» **Material shown**:

□ □ □

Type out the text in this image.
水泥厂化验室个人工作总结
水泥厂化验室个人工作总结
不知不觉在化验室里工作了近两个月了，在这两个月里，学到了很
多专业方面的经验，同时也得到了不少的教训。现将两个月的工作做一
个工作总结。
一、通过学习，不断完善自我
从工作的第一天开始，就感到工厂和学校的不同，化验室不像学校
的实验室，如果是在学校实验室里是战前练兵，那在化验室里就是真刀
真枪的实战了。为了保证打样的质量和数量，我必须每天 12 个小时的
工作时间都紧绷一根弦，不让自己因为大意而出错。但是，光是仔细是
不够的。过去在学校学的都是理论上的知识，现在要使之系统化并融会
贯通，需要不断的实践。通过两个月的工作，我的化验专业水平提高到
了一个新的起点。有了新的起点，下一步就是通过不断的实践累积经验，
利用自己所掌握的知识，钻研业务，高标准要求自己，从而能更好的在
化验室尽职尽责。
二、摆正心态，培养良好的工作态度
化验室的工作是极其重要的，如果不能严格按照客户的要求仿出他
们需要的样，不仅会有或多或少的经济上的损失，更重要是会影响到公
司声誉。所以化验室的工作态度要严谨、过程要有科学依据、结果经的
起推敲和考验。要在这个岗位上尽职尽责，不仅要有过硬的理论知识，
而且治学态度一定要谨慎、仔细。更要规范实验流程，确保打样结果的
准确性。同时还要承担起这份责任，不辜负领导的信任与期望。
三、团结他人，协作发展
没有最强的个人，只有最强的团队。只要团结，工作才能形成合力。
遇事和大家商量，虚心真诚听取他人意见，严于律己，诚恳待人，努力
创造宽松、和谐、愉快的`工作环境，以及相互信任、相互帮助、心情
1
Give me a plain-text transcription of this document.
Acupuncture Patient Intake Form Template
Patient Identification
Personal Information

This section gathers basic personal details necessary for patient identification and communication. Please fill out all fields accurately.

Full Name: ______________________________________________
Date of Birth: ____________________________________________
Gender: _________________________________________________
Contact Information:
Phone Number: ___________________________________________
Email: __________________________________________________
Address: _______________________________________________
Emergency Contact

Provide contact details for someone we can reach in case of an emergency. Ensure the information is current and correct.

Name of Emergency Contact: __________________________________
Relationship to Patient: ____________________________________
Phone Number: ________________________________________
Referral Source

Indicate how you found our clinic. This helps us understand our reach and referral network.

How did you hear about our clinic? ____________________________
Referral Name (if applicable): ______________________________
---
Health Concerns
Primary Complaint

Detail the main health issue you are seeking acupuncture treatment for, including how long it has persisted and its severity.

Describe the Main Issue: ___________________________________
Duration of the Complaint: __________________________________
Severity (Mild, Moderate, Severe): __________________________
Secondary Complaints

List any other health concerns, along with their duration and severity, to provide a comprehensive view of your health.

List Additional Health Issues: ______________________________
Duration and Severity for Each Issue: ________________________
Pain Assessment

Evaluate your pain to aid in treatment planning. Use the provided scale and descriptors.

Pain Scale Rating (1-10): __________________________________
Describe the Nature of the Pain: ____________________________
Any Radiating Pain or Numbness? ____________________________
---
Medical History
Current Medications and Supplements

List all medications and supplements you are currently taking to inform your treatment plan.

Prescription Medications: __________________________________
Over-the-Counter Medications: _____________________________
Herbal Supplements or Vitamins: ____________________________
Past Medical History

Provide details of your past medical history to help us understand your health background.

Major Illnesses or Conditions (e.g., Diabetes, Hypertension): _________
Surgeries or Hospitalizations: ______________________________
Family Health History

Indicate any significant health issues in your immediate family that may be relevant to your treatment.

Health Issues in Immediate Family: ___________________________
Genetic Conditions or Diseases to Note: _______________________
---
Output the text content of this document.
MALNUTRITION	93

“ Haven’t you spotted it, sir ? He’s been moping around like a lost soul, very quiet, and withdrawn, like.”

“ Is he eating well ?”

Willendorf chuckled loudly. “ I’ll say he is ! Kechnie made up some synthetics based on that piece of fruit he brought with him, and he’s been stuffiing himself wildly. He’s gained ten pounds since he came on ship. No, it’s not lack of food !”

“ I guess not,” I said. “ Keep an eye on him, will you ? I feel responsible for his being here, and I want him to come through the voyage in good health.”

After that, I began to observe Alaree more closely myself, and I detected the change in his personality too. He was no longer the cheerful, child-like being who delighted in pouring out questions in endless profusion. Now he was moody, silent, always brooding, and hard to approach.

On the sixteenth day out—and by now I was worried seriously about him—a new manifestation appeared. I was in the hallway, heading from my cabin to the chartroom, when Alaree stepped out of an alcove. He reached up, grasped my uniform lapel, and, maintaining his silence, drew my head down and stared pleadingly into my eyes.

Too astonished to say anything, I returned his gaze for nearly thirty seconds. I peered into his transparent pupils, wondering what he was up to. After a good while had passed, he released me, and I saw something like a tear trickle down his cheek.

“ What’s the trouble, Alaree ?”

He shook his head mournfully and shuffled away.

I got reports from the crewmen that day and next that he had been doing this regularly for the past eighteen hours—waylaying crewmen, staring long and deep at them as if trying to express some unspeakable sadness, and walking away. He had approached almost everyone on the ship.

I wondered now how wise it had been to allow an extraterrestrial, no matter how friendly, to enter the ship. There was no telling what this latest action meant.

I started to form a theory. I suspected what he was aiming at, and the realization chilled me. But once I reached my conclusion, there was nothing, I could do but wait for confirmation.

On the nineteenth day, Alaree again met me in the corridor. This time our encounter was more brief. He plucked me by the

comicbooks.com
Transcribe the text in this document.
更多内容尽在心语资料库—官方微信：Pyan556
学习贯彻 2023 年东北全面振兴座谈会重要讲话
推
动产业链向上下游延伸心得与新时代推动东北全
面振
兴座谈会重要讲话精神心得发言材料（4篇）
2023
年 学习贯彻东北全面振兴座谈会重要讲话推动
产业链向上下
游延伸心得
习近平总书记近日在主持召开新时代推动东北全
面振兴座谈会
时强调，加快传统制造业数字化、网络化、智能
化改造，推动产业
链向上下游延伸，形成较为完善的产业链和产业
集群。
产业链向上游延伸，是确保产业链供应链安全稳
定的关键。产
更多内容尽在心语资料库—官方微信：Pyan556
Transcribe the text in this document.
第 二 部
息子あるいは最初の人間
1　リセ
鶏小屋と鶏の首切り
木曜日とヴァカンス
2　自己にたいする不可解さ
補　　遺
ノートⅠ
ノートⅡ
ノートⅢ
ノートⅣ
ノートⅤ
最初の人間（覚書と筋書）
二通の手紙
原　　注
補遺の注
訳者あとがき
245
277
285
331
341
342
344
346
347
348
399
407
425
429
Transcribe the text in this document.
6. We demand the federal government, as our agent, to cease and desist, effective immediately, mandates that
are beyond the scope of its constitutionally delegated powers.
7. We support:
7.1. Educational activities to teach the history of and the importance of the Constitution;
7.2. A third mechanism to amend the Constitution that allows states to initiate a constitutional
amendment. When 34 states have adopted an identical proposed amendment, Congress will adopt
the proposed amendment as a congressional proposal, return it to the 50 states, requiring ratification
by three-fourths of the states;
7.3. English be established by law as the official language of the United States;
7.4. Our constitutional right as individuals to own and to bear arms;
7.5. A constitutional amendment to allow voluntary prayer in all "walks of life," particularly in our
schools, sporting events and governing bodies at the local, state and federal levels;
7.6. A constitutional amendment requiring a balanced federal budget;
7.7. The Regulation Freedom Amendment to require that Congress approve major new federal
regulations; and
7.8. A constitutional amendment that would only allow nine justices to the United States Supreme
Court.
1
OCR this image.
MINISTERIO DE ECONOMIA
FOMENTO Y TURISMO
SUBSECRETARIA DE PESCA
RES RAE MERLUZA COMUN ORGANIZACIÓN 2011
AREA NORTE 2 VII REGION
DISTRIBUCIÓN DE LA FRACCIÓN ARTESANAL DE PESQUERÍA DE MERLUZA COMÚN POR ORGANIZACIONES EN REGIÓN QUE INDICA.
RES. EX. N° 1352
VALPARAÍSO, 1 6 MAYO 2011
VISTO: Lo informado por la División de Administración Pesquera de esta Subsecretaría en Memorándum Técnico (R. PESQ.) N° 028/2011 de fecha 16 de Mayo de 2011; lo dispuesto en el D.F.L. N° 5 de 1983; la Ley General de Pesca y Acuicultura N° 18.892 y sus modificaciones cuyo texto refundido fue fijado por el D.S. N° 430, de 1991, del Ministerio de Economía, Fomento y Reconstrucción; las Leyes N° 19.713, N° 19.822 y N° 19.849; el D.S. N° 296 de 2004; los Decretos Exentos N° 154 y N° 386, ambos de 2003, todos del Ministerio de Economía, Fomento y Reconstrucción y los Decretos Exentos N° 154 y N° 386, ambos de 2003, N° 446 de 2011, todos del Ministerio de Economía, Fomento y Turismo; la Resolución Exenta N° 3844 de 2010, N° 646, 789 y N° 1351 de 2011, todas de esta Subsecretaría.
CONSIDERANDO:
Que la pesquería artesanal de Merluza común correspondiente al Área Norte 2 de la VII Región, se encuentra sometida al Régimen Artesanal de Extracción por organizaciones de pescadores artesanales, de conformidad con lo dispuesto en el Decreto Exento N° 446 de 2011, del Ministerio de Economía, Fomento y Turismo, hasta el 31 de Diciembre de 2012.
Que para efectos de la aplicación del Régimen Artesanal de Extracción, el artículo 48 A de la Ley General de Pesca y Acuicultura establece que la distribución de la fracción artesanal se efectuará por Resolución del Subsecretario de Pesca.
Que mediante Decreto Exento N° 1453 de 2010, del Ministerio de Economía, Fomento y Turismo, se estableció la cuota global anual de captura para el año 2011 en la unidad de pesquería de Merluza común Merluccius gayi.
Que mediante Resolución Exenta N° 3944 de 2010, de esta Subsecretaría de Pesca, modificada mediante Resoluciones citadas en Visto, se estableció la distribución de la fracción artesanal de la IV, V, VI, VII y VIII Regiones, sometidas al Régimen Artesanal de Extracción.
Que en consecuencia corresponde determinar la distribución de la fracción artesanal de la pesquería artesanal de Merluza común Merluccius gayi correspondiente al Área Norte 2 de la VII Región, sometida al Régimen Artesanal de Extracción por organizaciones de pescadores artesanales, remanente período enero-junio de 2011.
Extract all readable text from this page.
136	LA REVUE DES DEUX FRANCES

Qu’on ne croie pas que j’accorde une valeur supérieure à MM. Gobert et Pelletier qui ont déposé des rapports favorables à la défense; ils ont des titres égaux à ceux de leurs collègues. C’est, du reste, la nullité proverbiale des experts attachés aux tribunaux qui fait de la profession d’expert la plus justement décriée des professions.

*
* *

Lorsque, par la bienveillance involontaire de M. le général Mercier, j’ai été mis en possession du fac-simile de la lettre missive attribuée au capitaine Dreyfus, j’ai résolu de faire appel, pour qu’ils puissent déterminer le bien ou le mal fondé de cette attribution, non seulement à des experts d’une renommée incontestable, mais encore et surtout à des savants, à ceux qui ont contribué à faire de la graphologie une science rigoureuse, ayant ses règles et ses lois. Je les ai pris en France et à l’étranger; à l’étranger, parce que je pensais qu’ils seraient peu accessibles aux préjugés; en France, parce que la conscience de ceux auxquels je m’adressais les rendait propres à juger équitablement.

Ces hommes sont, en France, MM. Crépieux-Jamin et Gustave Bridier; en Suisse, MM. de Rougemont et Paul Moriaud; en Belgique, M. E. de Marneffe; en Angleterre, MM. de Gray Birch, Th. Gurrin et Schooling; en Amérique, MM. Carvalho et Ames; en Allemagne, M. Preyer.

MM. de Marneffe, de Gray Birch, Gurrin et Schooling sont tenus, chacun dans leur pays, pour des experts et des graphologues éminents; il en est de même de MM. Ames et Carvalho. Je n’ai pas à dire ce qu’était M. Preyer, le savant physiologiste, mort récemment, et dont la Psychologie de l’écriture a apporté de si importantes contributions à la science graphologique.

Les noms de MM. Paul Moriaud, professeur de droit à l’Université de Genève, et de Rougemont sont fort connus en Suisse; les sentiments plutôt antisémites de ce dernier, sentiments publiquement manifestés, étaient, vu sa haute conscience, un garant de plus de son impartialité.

□ □ □

» **Written exercise**: What is the number of lines that contain "List"? Reply with that number alone.

» **Task result**: 3